■ **Short task**
Check every line of the data below for the string "επίπεδο", and copy the ones that hold it.

■ **Records shown**
★ ★ ★ ★ ★
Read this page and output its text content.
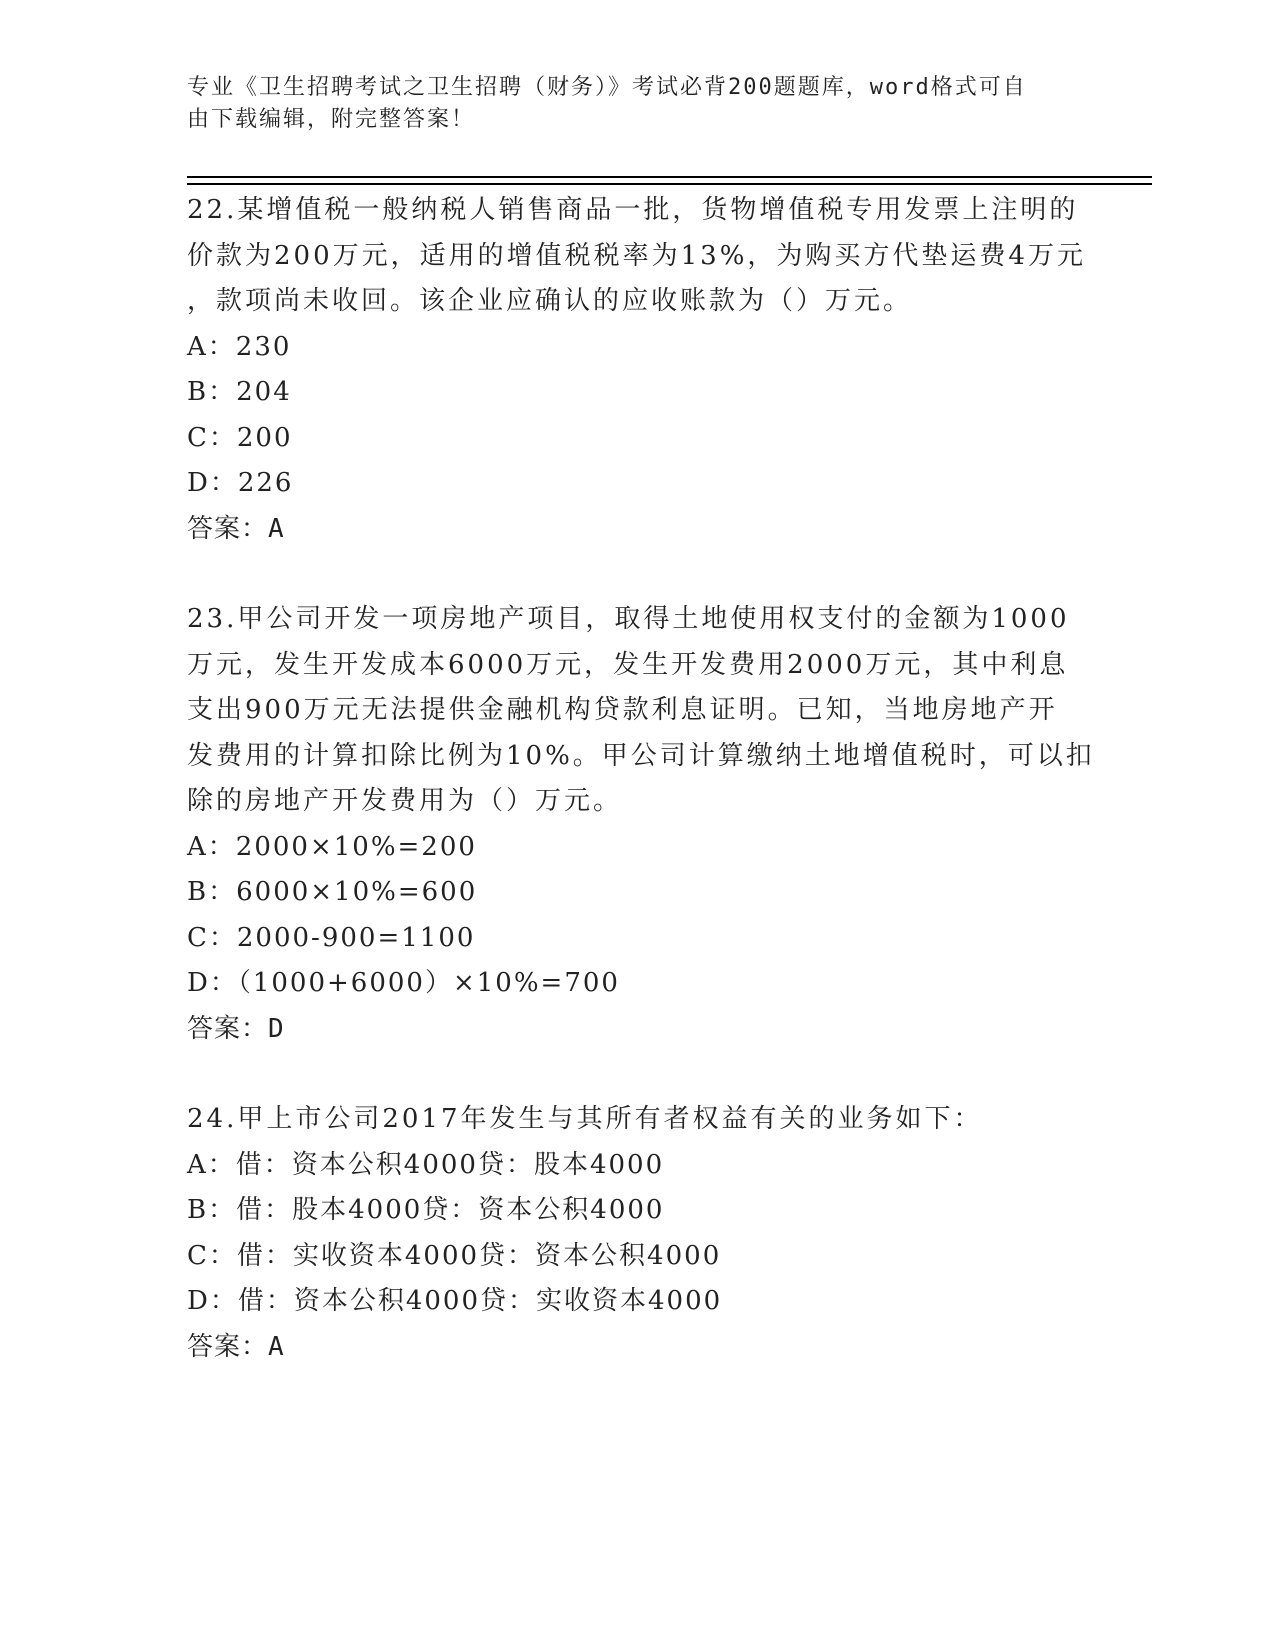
专业《卫生招聘考试之卫生招聘（财务）》考试必背200题题库，word格式可自
由下载编辑，附完整答案！
22.某增值税一般纳税人销售商品一批，货物增值税专用发票上注明的
价款为200万元，适用的增值税税率为13%，为购买方代垫运费4万元
，款项尚未收回。该企业应确认的应收账款为（）万元。
A：230
B：204
C：200
D：226
答案：A
23.甲公司开发一项房地产项目，取得土地使用权支付的金额为1000
万元，发生开发成本6000万元，发生开发费用2000万元，其中利息
支出900万元无法提供金融机构贷款利息证明。已知，当地房地产开
发费用的计算扣除比例为10%。甲公司计算缴纳土地增值税时，可以扣
除的房地产开发费用为（）万元。
A：2000×10%=200
B：6000×10%=600
C：2000-900=1100
D：（1000+6000）×10%=700
答案：D
24.甲上市公司2017年发生与其所有者权益有关的业务如下：
A：借：资本公积4000贷：股本4000
B：借：股本4000贷：资本公积4000
C：借：实收资本4000贷：资本公积4000
D：借：资本公积4000贷：实收资本4000
答案：A
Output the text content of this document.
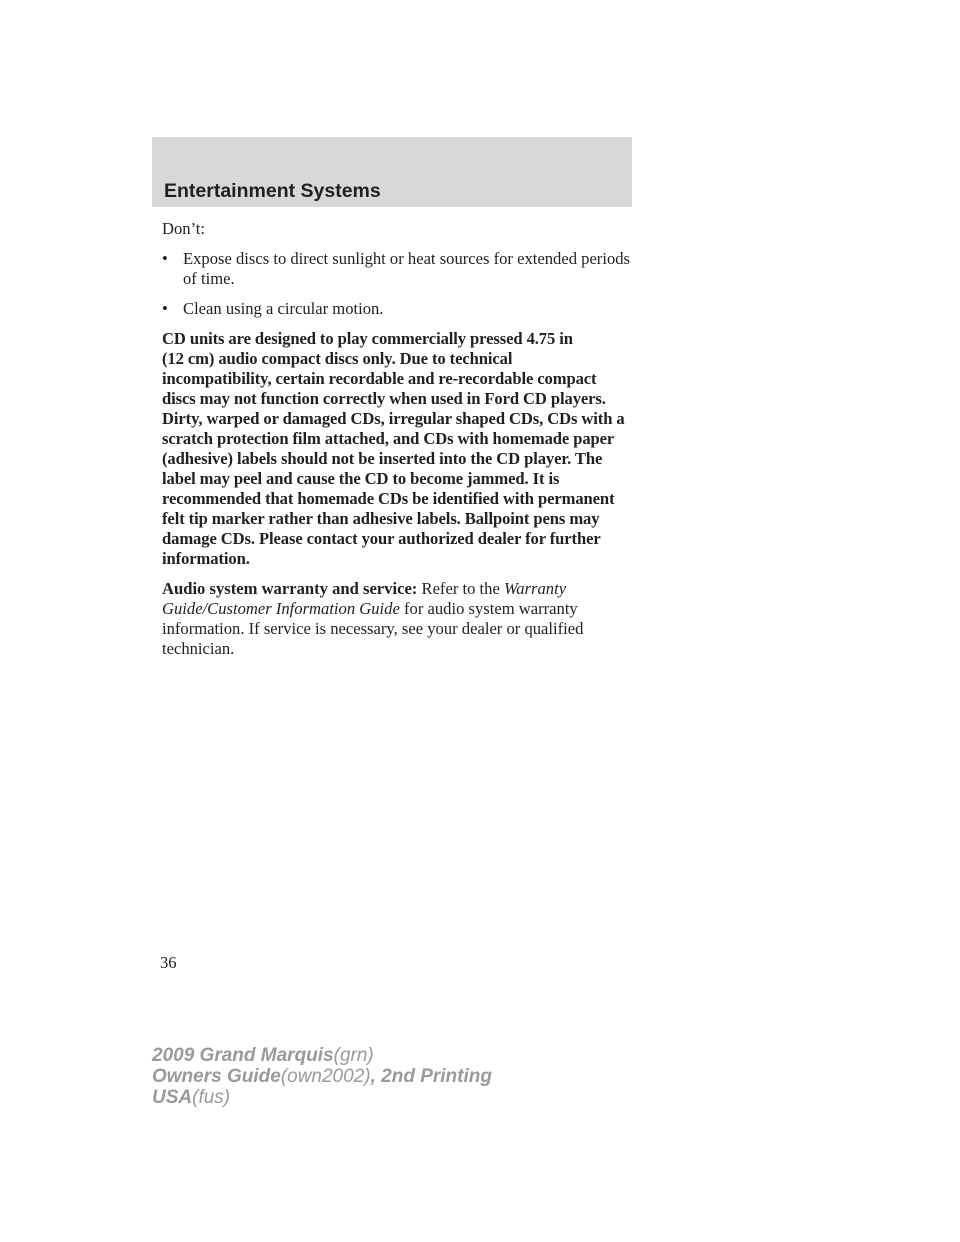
Entertainment Systems

Don’t:

• Expose discs to direct sunlight or heat sources for extended periods
of time.
• Clean using a circular motion.

CD units are designed to play commercially pressed 4.75 in
(12 cm) audio compact discs only. Due to technical
incompatibility, certain recordable and re-recordable compact
discs may not function correctly when used in Ford CD players.
Dirty, warped or damaged CDs, irregular shaped CDs, CDs with a
scratch protection film attached, and CDs with homemade paper
(adhesive) labels should not be inserted into the CD player. The
label may peel and cause the CD to become jammed. It is
recommended that homemade CDs be identified with permanent
felt tip marker rather than adhesive labels. Ballpoint pens may
damage CDs. Please contact your authorized dealer for further
information.

Audio system warranty and service: Refer to the Warranty
Guide/Customer Information Guide for audio system warranty
information. If service is necessary, see your dealer or qualified
technician.

36
2009 Grand Marquis(grn)
Owners Guide(own2002), 2nd Printing
USA(fus)
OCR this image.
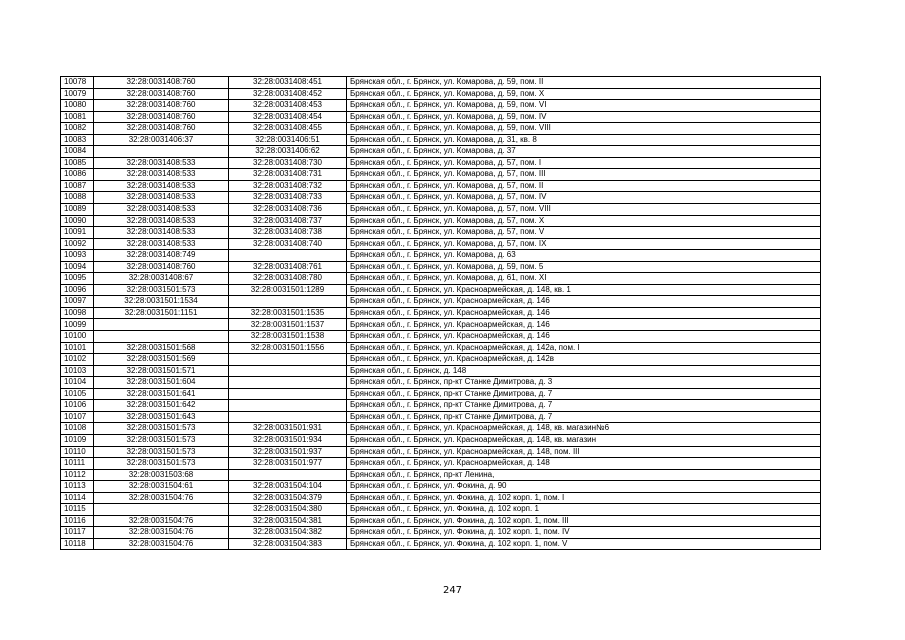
10078	32:28:0031408:760	32:28:0031408:451	Брянская обл., г. Брянск, ул. Комарова, д. 59, пом. II
10079	32:28:0031408:760	32:28:0031408:452	Брянская обл., г. Брянск, ул. Комарова, д. 59, пом. X
10080	32:28:0031408:760	32:28:0031408:453	Брянская обл., г. Брянск, ул. Комарова, д. 59, пом. VI
10081	32:28:0031408:760	32:28:0031408:454	Брянская обл., г. Брянск, ул. Комарова, д. 59, пом. IV
10082	32:28:0031408:760	32:28:0031408:455	Брянская обл., г. Брянск, ул. Комарова, д. 59, пом. VIII
10083	32:28:0031406:37	32:28:0031406:51	Брянская обл., г. Брянск, ул. Комарова, д. 31, кв. 8
10084		32:28:0031406:62	Брянская обл., г. Брянск, ул. Комарова, д. 37
10085	32:28:0031408:533	32:28:0031408:730	Брянская обл., г. Брянск, ул. Комарова, д. 57, пом. I
10086	32:28:0031408:533	32:28:0031408:731	Брянская обл., г. Брянск, ул. Комарова, д. 57, пом. III
10087	32:28:0031408:533	32:28:0031408:732	Брянская обл., г. Брянск, ул. Комарова, д. 57, пом. II
10088	32:28:0031408:533	32:28:0031408:733	Брянская обл., г. Брянск, ул. Комарова, д. 57, пом. IV
10089	32:28:0031408:533	32:28:0031408:736	Брянская обл., г. Брянск, ул. Комарова, д. 57, пом. VIII
10090	32:28:0031408:533	32:28:0031408:737	Брянская обл., г. Брянск, ул. Комарова, д. 57, пом. X
10091	32:28:0031408:533	32:28:0031408:738	Брянская обл., г. Брянск, ул. Комарова, д. 57, пом. V
10092	32:28:0031408:533	32:28:0031408:740	Брянская обл., г. Брянск, ул. Комарова, д. 57, пом. IX
10093	32:28:0031408:749		Брянская обл., г. Брянск, ул. Комарова, д. 63
10094	32:28:0031408:760	32:28:0031408:761	Брянская обл., г. Брянск, ул. Комарова, д. 59, пом. 5
10095	32:28:0031408:67	32:28:0031408:780	Брянская обл., г. Брянск, ул. Комарова, д. 61, пом. XI
10096	32:28:0031501:573	32:28:0031501:1289	Брянская обл., г. Брянск, ул. Красноармейская, д. 148, кв. 1
10097	32:28:0031501:1534		Брянская обл., г. Брянск, ул. Красноармейская, д. 146
10098	32:28:0031501:1151	32:28:0031501:1535	Брянская обл., г. Брянск, ул. Красноармейская, д. 146
10099		32:28:0031501:1537	Брянская обл., г. Брянск, ул. Красноармейская, д. 146
10100		32:28:0031501:1538	Брянская обл., г. Брянск, ул. Красноармейская, д. 146
10101	32:28:0031501:568	32:28:0031501:1556	Брянская обл., г. Брянск, ул. Красноармейская, д. 142а, пом. I
10102	32:28:0031501:569		Брянская обл., г. Брянск, ул. Красноармейская, д. 142в
10103	32:28:0031501:571		Брянская обл., г. Брянск, д. 148
10104	32:28:0031501:604		Брянская обл., г. Брянск, пр-кт Станке Димитрова, д. 3
10105	32:28:0031501:641		Брянская обл., г. Брянск, пр-кт Станке Димитрова, д. 7
10106	32:28:0031501:642		Брянская обл., г. Брянск, пр-кт Станке Димитрова, д. 7
10107	32:28:0031501:643		Брянская обл., г. Брянск, пр-кт Станке Димитрова, д. 7
10108	32:28:0031501:573	32:28:0031501:931	Брянская обл., г. Брянск, ул. Красноармейская, д. 148, кв. магазин№6
10109	32:28:0031501:573	32:28:0031501:934	Брянская обл., г. Брянск, ул. Красноармейская, д. 148, кв. магазин
10110	32:28:0031501:573	32:28:0031501:937	Брянская обл., г. Брянск, ул. Красноармейская, д. 148, пом. III
10111	32:28:0031501:573	32:28:0031501:977	Брянская обл., г. Брянск, ул. Красноармейская, д. 148
10112	32:28:0031503:68		Брянская обл., г. Брянск, пр-кт Ленина,
10113	32:28:0031504:61	32:28:0031504:104	Брянская обл., г. Брянск, ул. Фокина, д. 90
10114	32:28:0031504:76	32:28:0031504:379	Брянская обл., г. Брянск, ул. Фокина, д. 102 корп. 1, пом. I
10115		32:28:0031504:380	Брянская обл., г. Брянск, ул. Фокина, д. 102 корп. 1
10116	32:28:0031504:76	32:28:0031504:381	Брянская обл., г. Брянск, ул. Фокина, д. 102 корп. 1, пом. III
10117	32:28:0031504:76	32:28:0031504:382	Брянская обл., г. Брянск, ул. Фокина, д. 102 корп. 1, пом. IV
10118	32:28:0031504:76	32:28:0031504:383	Брянская обл., г. Брянск, ул. Фокина, д. 102 корп. 1, пом. V
247
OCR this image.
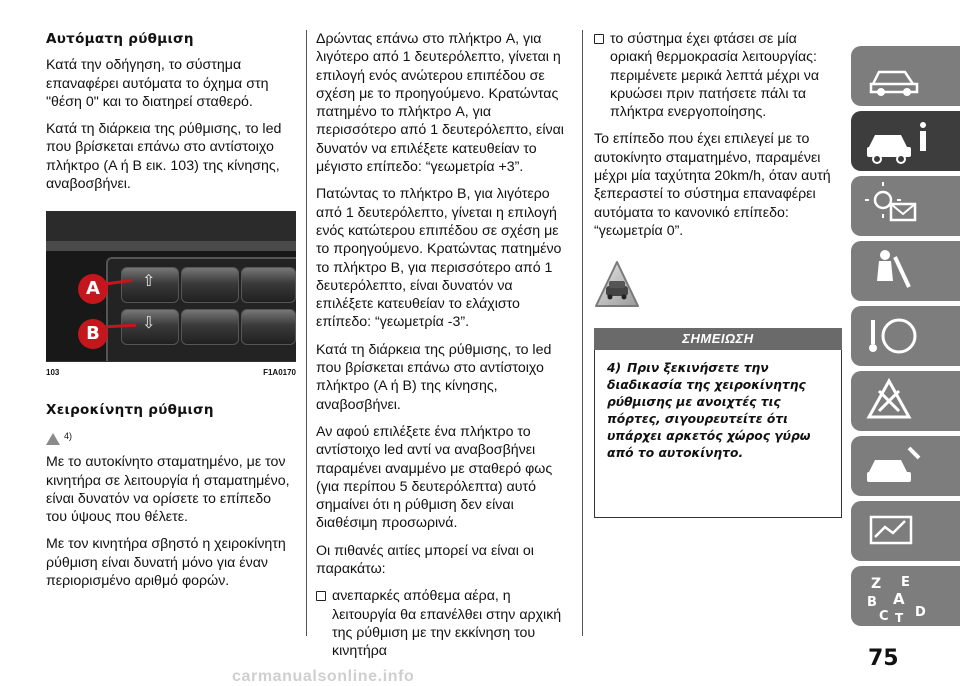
Αυτόματη ρύθμιση

Κατά την οδήγηση, το σύστημα επαναφέρει αυτόματα το όχημα στη "θέση 0" και το διατηρεί σταθερό.

Κατά τη διάρκεια της ρύθμισης, το led που βρίσκεται επάνω στο αντίστοιχο πλήκτρο (A ή B εικ. 103) της κίνησης, αναβοσβήνει.

⇧
⇩
A
B
103	F1A0170
Χειροκίνητη ρύθμιση
4)

Με το αυτοκίνητο σταματημένο, με τον κινητήρα σε λειτουργία ή σταματημένο, είναι δυνατόν να ορίσετε το επίπεδο του ύψους που θέλετε.

Με τον κινητήρα σβηστό η χειροκίνητη ρύθμιση είναι δυνατή μόνο για έναν περιορισμένο αριθμό φορών.

Δρώντας επάνω στο πλήκτρο A, για λιγότερο από 1 δευτερόλεπτο, γίνεται η επιλογή ενός ανώτερου επιπέδου σε σχέση με το προηγούμενο. Κρατώντας πατημένο το πλήκτρο A, για περισσότερο από 1 δευτερόλεπτο, είναι δυνατόν να επιλέξετε κατευθείαν το μέγιστο επίπεδο: “γεωμετρία +3”.

Πατώντας το πλήκτρο B, για λιγότερο από 1 δευτερόλεπτο, γίνεται η επιλογή ενός κατώτερου επιπέδου σε σχέση με το προηγούμενο. Κρατώντας πατημένο το πλήκτρο B, για περισσότερο από 1 δευτερόλεπτο, είναι δυνατόν να επιλέξετε κατευθείαν το ελάχιστο επίπεδο: “γεωμετρία -3”.

Κατά τη διάρκεια της ρύθμισης, το led που βρίσκεται επάνω στο αντίστοιχο πλήκτρο (A ή B) της κίνησης, αναβοσβήνει.

Αν αφού επιλέξετε ένα πλήκτρο το αντίστοιχο led αντί να αναβοσβήνει παραμένει αναμμένο με σταθερό φως (για περίπου 5 δευτερόλεπτα) αυτό σημαίνει ότι η ρύθμιση δεν είναι διαθέσιμη προσωρινά.

Οι πιθανές αιτίες μπορεί να είναι οι παρακάτω:

ανεπαρκές απόθεμα αέρα, η λειτουργία θα επανέλθει στην αρχική της ρύθμιση με την εκκίνηση του κινητήρα
το σύστημα έχει φτάσει σε μία οριακή θερμοκρασία λειτουργίας: περιμένετε μερικά λεπτά μέχρι να κρυώσει πριν πατήσετε πάλι τα πλήκτρα ενεργοποίησης.

Το επίπεδο που έχει επιλεγεί με το αυτοκίνητο σταματημένο, παραμένει μέχρι μία ταχύτητα 20km/h, όταν αυτή ξεπεραστεί το σύστημα επαναφέρει αυτόματα το κανονικό επίπεδο: “γεωμετρία 0”.

ΣΗΜΕΙΩΣΗ
4) Πριν ξεκινήσετε την διαδικασία της χειροκίνητης ρύθμισης με ανοιχτές τις πόρτες, σιγουρευτείτε ότι υπάρχει αρκετός χώρος γύρω από το αυτοκίνητο.
Z E
B A
C D
T
75
carmanualsonline.info
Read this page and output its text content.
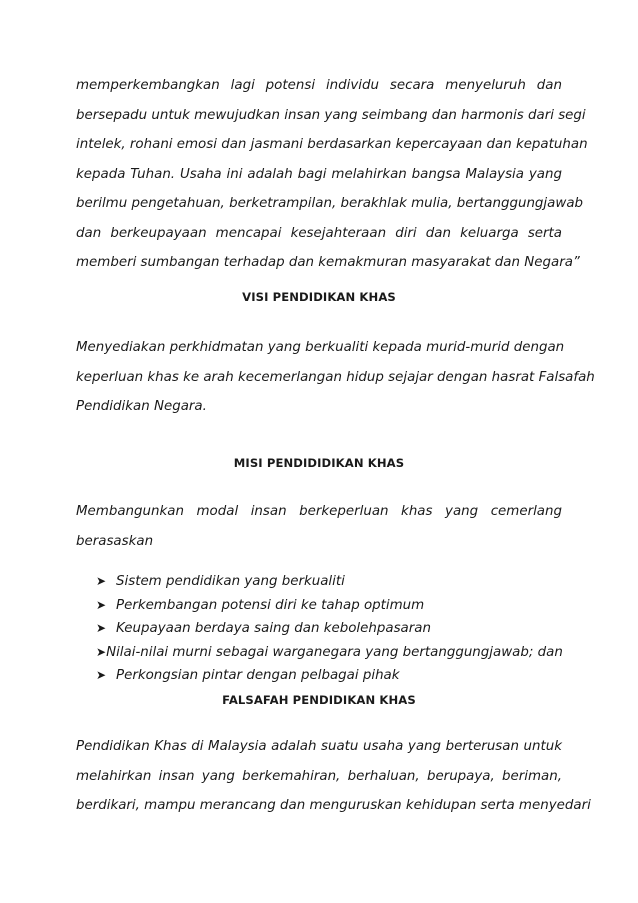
memperkembangkan lagi potensi individu secara menyeluruh dan
bersepadu untuk mewujudkan insan yang seimbang dan harmonis dari segi
intelek, rohani emosi dan jasmani berdasarkan kepercayaan dan kepatuhan
kepada Tuhan. Usaha ini adalah bagi melahirkan bangsa Malaysia yang
berilmu pengetahuan, berketrampilan, berakhlak mulia, bertanggungjawab
dan berkeupayaan mencapai kesejahteraan diri dan keluarga serta
memberi sumbangan terhadap dan kemakmuran masyarakat dan Negara”
VISI PENDIDIKAN KHAS
Menyediakan perkhidmatan yang berkualiti kepada murid-murid dengan
keperluan khas ke arah kecemerlangan hidup sejajar dengan hasrat Falsafah
Pendidikan Negara.
MISI PENDIDIDIKAN KHAS
Membangunkan modal insan berkeperluan khas yang cemerlang
berasaskan
➤ Sistem pendidikan yang berkualiti
➤ Perkembangan potensi diri ke tahap optimum
➤ Keupayaan berdaya saing dan kebolehpasaran
➤ Nilai-nilai murni sebagai warganegara yang bertanggungjawab; dan
➤ Perkongsian pintar dengan pelbagai pihak
FALSAFAH PENDIDIKAN KHAS
Pendidikan Khas di Malaysia adalah suatu usaha yang berterusan untuk
melahirkan insan yang berkemahiran, berhaluan, berupaya, beriman,
berdikari, mampu merancang dan menguruskan kehidupan serta menyedari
★ ★ ★ ★ ★
■ **Answer to this task**
Με το αυτοκίνητο σταματημένο, με τον κινητήρα σε λειτουργία ή σταματημένο, είναι δυνατόν να ορίσετε το επίπεδο του ύψους που θέλετε.
Δρώντας επάνω στο πλήκτρο A, για λιγότερο από 1 δευτερόλεπτο, γίνεται η επιλογή ενός ανώτερου επιπέδου σε σχέση με το προηγούμενο. Κρατώντας πατημένο το πλήκτρο A, για περισσότερο από 1 δευτερόλεπτο, είναι δυνατόν να επιλέξετε κατευθείαν το μέγιστο επίπεδο: “γεωμετρία +3”.
Πατώντας το πλήκτρο B, για λιγότερο από 1 δευτερόλεπτο, γίνεται η επιλογή ενός κατώτερου επιπέδου σε σχέση με το προηγούμενο. Κρατώντας πατημένο το πλήκτρο B, για περισσότερο από 1 δευτερόλεπτο, είναι δυνατόν να επιλέξετε κατευθείαν το ελάχιστο επίπεδο: “γεωμετρία -3”.
Το επίπεδο που έχει επιλεγεί με το αυτοκίνητο σταματημένο, παραμένει μέχρι μία ταχύτητα 20km/h, όταν αυτή ξεπεραστεί το σύστημα επαναφέρει αυτόματα το κανονικό επίπεδο: “γεωμετρία 0”.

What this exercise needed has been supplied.